### Given instruction
Set all the material down again unchanged, without the pictures.

### Extracted entries
════
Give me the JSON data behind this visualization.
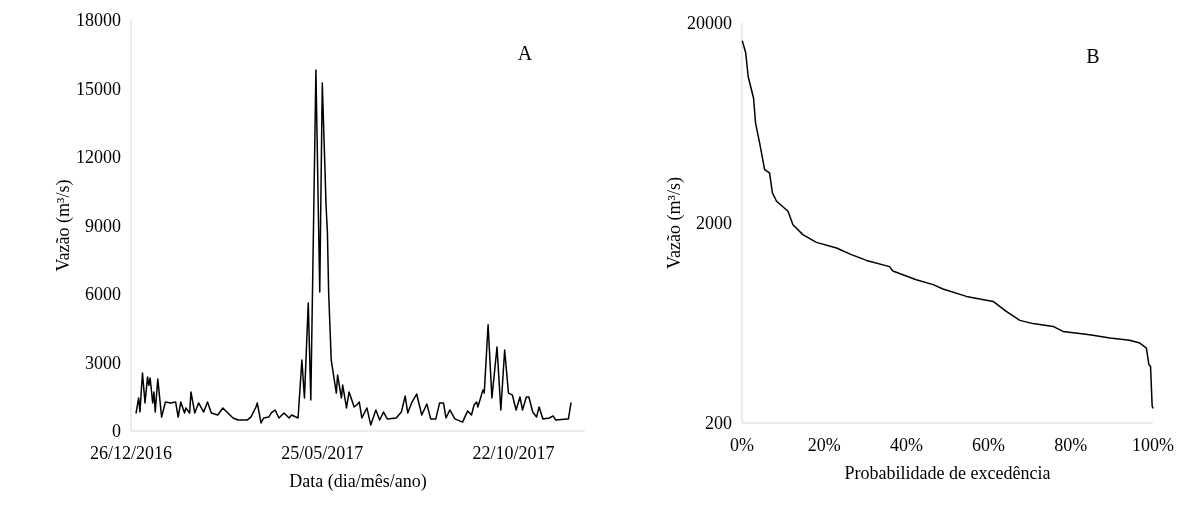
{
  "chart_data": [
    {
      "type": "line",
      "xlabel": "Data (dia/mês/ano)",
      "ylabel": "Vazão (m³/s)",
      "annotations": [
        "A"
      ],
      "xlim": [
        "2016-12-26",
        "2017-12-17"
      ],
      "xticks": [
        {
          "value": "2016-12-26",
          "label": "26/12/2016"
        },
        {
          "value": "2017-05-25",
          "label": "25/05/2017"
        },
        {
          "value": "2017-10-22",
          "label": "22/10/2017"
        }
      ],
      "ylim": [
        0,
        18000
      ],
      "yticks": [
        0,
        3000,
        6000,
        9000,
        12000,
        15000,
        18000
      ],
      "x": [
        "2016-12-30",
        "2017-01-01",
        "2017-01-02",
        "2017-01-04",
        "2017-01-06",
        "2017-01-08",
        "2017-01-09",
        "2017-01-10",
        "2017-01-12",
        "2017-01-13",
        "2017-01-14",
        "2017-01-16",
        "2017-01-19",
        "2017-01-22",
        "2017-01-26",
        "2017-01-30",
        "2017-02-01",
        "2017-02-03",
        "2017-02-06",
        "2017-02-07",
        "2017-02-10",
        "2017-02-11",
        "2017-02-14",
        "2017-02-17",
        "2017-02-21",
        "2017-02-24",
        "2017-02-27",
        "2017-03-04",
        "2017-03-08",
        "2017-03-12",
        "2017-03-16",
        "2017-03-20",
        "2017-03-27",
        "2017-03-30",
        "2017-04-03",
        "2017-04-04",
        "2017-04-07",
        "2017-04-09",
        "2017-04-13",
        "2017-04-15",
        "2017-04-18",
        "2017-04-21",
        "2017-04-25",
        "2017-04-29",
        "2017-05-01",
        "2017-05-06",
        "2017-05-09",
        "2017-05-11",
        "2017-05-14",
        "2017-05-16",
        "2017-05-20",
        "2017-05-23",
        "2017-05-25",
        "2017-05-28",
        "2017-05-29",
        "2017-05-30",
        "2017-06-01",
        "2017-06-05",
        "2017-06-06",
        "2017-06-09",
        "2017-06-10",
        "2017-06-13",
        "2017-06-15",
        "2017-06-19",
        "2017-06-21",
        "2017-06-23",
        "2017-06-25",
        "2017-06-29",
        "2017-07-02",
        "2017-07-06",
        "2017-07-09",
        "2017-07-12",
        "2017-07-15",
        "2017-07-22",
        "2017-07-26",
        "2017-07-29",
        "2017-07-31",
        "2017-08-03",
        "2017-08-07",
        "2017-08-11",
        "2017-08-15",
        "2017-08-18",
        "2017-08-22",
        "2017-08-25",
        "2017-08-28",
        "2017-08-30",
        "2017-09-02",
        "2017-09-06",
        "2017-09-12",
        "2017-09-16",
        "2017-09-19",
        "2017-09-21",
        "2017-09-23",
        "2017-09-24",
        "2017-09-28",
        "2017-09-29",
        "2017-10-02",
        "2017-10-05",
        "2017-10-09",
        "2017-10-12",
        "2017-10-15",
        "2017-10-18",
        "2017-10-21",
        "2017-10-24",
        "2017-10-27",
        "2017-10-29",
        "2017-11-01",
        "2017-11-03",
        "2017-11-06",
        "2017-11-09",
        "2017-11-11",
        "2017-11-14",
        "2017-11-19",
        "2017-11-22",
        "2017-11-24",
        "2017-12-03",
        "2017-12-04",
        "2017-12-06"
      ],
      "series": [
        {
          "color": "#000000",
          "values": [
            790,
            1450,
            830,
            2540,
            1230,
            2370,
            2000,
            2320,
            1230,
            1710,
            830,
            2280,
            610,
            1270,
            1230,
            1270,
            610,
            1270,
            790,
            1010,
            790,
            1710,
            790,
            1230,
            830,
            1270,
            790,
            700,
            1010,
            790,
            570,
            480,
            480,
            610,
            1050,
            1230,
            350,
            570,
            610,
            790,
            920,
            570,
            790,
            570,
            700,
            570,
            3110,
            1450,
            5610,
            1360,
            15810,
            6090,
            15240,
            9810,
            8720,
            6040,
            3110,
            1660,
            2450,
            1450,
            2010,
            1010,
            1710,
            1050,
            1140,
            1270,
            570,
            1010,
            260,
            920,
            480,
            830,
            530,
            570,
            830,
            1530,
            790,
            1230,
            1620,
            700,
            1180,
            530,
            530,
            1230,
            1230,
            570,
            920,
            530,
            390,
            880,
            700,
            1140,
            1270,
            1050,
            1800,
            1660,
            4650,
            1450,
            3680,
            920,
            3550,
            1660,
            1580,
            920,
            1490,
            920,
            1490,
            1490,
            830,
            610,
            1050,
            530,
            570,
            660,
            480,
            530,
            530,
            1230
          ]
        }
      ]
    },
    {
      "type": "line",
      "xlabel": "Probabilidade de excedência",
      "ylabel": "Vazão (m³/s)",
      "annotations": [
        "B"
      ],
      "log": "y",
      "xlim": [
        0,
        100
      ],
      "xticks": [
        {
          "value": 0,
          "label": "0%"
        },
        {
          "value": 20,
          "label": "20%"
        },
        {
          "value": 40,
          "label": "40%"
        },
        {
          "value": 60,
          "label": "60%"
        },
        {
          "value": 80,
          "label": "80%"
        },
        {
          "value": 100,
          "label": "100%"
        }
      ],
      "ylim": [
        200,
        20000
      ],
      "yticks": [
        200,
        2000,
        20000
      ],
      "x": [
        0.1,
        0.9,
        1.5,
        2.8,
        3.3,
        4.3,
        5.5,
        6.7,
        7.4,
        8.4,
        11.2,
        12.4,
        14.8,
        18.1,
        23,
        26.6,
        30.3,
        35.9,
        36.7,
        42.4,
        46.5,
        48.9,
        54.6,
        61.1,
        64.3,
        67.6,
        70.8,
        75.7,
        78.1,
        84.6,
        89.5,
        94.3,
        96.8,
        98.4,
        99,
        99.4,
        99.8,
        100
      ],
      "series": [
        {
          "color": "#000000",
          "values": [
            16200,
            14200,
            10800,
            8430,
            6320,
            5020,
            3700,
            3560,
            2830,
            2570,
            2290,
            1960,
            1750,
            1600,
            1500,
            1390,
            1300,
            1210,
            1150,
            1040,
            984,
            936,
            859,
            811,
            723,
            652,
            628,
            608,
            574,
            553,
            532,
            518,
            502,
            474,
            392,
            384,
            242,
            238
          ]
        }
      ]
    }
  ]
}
════
### Exercise solution
Give me the JSON data behind this visualization.
{
  "chart_data": [
    {
      "type": "line",
      "xlabel": "Data (dia/mês/ano)",
      "ylabel": "Vazão (m³/s)",
      "annotations": [
        "A"
      ],
      "xlim": [
        "2016-12-26",
        "2017-12-17"
      ],
      "xticks": [
        {
          "value": "2016-12-26",
          "label": "26/12/2016"
        },
        {
          "value": "2017-05-25",
          "label": "25/05/2017"
        },
        {
          "value": "2017-10-22",
          "label": "22/10/2017"
        }
      ],
      "ylim": [
        0,
        18000
      ],
      "yticks": [
        0,
        3000,
        6000,
        9000,
        12000,
        15000,
        18000
      ],
      "x": [
        "2016-12-30",
        "2017-01-01",
        "2017-01-02",
        "2017-01-04",
        "2017-01-06",
        "2017-01-08",
        "2017-01-09",
        "2017-01-10",
        "2017-01-12",
        "2017-01-13",
        "2017-01-14",
        "2017-01-16",
        "2017-01-19",
        "2017-01-22",
        "2017-01-26",
        "2017-01-30",
        "2017-02-01",
        "2017-02-03",
        "2017-02-06",
        "2017-02-07",
        "2017-02-10",
        "2017-02-11",
        "2017-02-14",
        "2017-02-17",
        "2017-02-21",
        "2017-02-24",
        "2017-02-27",
        "2017-03-04",
        "2017-03-08",
        "2017-03-12",
        "2017-03-16",
        "2017-03-20",
        "2017-03-27",
        "2017-03-30",
        "2017-04-03",
        "2017-04-04",
        "2017-04-07",
        "2017-04-09",
        "2017-04-13",
        "2017-04-15",
        "2017-04-18",
        "2017-04-21",
        "2017-04-25",
        "2017-04-29",
        "2017-05-01",
        "2017-05-06",
        "2017-05-09",
        "2017-05-11",
        "2017-05-14",
        "2017-05-16",
        "2017-05-20",
        "2017-05-23",
        "2017-05-25",
        "2017-05-28",
        "2017-05-29",
        "2017-05-30",
        "2017-06-01",
        "2017-06-05",
        "2017-06-06",
        "2017-06-09",
        "2017-06-10",
        "2017-06-13",
        "2017-06-15",
        "2017-06-19",
        "2017-06-21",
        "2017-06-23",
        "2017-06-25",
        "2017-06-29",
        "2017-07-02",
        "2017-07-06",
        "2017-07-09",
        "2017-07-12",
        "2017-07-15",
        "2017-07-22",
        "2017-07-26",
        "2017-07-29",
        "2017-07-31",
        "2017-08-03",
        "2017-08-07",
        "2017-08-11",
        "2017-08-15",
        "2017-08-18",
        "2017-08-22",
        "2017-08-25",
        "2017-08-28",
        "2017-08-30",
        "2017-09-02",
        "2017-09-06",
        "2017-09-12",
        "2017-09-16",
        "2017-09-19",
        "2017-09-21",
        "2017-09-23",
        "2017-09-24",
        "2017-09-28",
        "2017-09-29",
        "2017-10-02",
        "2017-10-05",
        "2017-10-09",
        "2017-10-12",
        "2017-10-15",
        "2017-10-18",
        "2017-10-21",
        "2017-10-24",
        "2017-10-27",
        "2017-10-29",
        "2017-11-01",
        "2017-11-03",
        "2017-11-06",
        "2017-11-09",
        "2017-11-11",
        "2017-11-14",
        "2017-11-19",
        "2017-11-22",
        "2017-11-24",
        "2017-12-03",
        "2017-12-04",
        "2017-12-06"
      ],
      "series": [
        {
          "color": "#000000",
          "values": [
            790,
            1450,
            830,
            2540,
            1230,
            2370,
            2000,
            2320,
            1230,
            1710,
            830,
            2280,
            610,
            1270,
            1230,
            1270,
            610,
            1270,
            790,
            1010,
            790,
            1710,
            790,
            1230,
            830,
            1270,
            790,
            700,
            1010,
            790,
            570,
            480,
            480,
            610,
            1050,
            1230,
            350,
            570,
            610,
            790,
            920,
            570,
            790,
            570,
            700,
            570,
            3110,
            1450,
            5610,
            1360,
            15810,
            6090,
            15240,
            9810,
            8720,
            6040,
            3110,
            1660,
            2450,
            1450,
            2010,
            1010,
            1710,
            1050,
            1140,
            1270,
            570,
            1010,
            260,
            920,
            480,
            830,
            530,
            570,
            830,
            1530,
            790,
            1230,
            1620,
            700,
            1180,
            530,
            530,
            1230,
            1230,
            570,
            920,
            530,
            390,
            880,
            700,
            1140,
            1270,
            1050,
            1800,
            1660,
            4650,
            1450,
            3680,
            920,
            3550,
            1660,
            1580,
            920,
            1490,
            920,
            1490,
            1490,
            830,
            610,
            1050,
            530,
            570,
            660,
            480,
            530,
            530,
            1230
          ]
        }
      ]
    },
    {
      "type": "line",
      "xlabel": "Probabilidade de excedência",
      "ylabel": "Vazão (m³/s)",
      "annotations": [
        "B"
      ],
      "log": "y",
      "xlim": [
        0,
        100
      ],
      "xticks": [
        {
          "value": 0,
          "label": "0%"
        },
        {
          "value": 20,
          "label": "20%"
        },
        {
          "value": 40,
          "label": "40%"
        },
        {
          "value": 60,
          "label": "60%"
        },
        {
          "value": 80,
          "label": "80%"
        },
        {
          "value": 100,
          "label": "100%"
        }
      ],
      "ylim": [
        200,
        20000
      ],
      "yticks": [
        200,
        2000,
        20000
      ],
      "x": [
        0.1,
        0.9,
        1.5,
        2.8,
        3.3,
        4.3,
        5.5,
        6.7,
        7.4,
        8.4,
        11.2,
        12.4,
        14.8,
        18.1,
        23,
        26.6,
        30.3,
        35.9,
        36.7,
        42.4,
        46.5,
        48.9,
        54.6,
        61.1,
        64.3,
        67.6,
        70.8,
        75.7,
        78.1,
        84.6,
        89.5,
        94.3,
        96.8,
        98.4,
        99,
        99.4,
        99.8,
        100
      ],
      "series": [
        {
          "color": "#000000",
          "values": [
            16200,
            14200,
            10800,
            8430,
            6320,
            5020,
            3700,
            3560,
            2830,
            2570,
            2290,
            1960,
            1750,
            1600,
            1500,
            1390,
            1300,
            1210,
            1150,
            1040,
            984,
            936,
            859,
            811,
            723,
            652,
            628,
            608,
            574,
            553,
            532,
            518,
            502,
            474,
            392,
            384,
            242,
            238
          ]
        }
      ]
    }
  ]
}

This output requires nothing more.